[Element and coordinate records]
===

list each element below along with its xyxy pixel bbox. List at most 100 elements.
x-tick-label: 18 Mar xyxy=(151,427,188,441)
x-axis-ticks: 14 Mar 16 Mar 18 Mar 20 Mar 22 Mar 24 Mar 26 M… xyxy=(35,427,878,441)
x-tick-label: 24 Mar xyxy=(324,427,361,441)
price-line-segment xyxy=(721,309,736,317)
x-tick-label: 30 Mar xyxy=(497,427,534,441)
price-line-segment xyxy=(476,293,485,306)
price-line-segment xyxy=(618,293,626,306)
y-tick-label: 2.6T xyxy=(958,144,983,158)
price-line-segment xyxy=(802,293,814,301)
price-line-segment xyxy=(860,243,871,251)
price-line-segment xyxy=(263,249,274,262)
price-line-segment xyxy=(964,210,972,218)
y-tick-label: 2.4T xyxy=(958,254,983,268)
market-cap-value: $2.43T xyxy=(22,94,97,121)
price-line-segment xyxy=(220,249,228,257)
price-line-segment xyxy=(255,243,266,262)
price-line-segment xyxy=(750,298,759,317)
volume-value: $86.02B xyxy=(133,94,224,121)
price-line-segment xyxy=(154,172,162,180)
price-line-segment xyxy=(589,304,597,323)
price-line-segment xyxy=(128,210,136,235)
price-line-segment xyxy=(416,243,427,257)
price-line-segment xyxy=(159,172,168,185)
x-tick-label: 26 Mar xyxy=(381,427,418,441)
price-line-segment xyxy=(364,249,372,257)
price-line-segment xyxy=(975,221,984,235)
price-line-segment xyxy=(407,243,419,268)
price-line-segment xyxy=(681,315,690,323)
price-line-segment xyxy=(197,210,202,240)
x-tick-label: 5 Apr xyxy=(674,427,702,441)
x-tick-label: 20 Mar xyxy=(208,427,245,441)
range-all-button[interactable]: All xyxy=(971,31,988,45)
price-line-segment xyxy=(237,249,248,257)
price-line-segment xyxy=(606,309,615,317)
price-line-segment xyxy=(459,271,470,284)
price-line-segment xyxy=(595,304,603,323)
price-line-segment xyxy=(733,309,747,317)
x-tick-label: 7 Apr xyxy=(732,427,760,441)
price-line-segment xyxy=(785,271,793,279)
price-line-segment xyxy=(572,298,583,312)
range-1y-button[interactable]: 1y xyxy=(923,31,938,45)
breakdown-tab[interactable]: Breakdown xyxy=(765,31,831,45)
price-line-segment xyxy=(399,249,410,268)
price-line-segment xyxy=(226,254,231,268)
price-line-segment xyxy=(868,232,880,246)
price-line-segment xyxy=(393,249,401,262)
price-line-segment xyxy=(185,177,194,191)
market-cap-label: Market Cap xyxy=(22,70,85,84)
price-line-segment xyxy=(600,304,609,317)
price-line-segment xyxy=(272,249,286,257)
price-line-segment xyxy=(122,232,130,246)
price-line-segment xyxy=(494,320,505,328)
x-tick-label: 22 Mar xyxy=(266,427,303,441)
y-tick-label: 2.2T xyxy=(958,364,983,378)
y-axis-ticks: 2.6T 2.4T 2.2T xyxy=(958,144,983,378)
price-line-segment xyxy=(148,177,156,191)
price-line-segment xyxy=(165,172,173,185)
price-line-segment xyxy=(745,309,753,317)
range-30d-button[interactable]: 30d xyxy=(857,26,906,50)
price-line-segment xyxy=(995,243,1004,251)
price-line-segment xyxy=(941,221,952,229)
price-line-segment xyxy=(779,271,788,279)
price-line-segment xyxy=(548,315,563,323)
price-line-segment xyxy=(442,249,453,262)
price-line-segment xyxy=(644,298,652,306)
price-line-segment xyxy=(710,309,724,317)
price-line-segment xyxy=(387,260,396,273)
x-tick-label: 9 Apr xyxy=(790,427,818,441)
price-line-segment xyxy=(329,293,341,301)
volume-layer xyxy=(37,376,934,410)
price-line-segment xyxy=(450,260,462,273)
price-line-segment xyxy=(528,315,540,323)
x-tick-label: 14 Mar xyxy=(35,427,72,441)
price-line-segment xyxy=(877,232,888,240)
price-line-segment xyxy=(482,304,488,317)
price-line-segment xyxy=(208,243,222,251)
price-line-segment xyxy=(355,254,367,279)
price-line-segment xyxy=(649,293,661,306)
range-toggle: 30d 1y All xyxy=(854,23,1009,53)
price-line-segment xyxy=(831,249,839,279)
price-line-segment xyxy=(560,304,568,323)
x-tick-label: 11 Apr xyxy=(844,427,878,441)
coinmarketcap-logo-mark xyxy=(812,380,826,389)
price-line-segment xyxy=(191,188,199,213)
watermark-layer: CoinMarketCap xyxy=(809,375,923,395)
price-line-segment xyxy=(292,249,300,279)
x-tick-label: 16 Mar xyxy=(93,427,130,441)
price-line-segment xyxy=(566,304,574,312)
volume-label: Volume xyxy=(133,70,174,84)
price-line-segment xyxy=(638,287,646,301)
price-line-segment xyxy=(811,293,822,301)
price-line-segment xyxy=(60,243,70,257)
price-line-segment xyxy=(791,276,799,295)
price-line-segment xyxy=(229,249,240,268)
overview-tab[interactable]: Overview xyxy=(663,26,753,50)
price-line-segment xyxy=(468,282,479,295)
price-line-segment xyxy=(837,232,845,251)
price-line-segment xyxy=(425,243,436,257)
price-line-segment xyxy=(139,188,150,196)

===

• **Exercise task**
Extract the items from the beginning of the records through the line containing "price-line-segment xyxy=(618,293,626,306)", including that line, and repeat them verbatim.

• **Answer below**
list each element below along with its xyxy pixel bbox. List at most 100 elements.
x-tick-label: 18 Mar xyxy=(151,427,188,441)
x-axis-ticks: 14 Mar 16 Mar 18 Mar 20 Mar 22 Mar 24 Mar 26 M… xyxy=(35,427,878,441)
x-tick-label: 24 Mar xyxy=(324,427,361,441)
price-line-segment xyxy=(721,309,736,317)
x-tick-label: 30 Mar xyxy=(497,427,534,441)
price-line-segment xyxy=(476,293,485,306)
price-line-segment xyxy=(618,293,626,306)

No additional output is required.